* **Records provided**
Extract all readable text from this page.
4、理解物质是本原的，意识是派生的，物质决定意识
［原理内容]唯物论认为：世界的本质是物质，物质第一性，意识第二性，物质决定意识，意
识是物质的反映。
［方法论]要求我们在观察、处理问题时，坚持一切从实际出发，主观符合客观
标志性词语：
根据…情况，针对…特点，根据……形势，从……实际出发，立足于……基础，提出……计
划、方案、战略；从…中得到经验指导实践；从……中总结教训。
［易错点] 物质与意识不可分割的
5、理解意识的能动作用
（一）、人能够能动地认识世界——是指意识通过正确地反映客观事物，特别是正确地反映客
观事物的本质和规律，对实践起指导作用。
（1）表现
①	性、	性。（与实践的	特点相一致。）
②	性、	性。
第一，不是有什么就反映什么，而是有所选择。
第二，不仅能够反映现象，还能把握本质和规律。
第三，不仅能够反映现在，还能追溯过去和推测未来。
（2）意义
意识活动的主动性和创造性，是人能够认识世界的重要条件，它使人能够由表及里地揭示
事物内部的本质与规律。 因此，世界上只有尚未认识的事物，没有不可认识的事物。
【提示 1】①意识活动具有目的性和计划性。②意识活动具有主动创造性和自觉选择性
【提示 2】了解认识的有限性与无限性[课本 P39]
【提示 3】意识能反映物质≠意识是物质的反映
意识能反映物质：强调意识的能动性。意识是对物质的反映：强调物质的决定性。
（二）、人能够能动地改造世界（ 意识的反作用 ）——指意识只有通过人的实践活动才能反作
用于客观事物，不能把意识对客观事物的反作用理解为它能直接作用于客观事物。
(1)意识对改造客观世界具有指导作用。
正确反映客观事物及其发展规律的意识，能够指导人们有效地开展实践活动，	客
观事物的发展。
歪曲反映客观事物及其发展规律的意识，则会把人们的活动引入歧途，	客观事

* **To be done**
Track down every line of the material containing the string "物质决定意识", and copy it.

* **Full solution**
4、理解物质是本原的，意识是派生的，物质决定意识
［原理内容]唯物论认为：世界的本质是物质，物质第一性，意识第二性，物质决定意识，意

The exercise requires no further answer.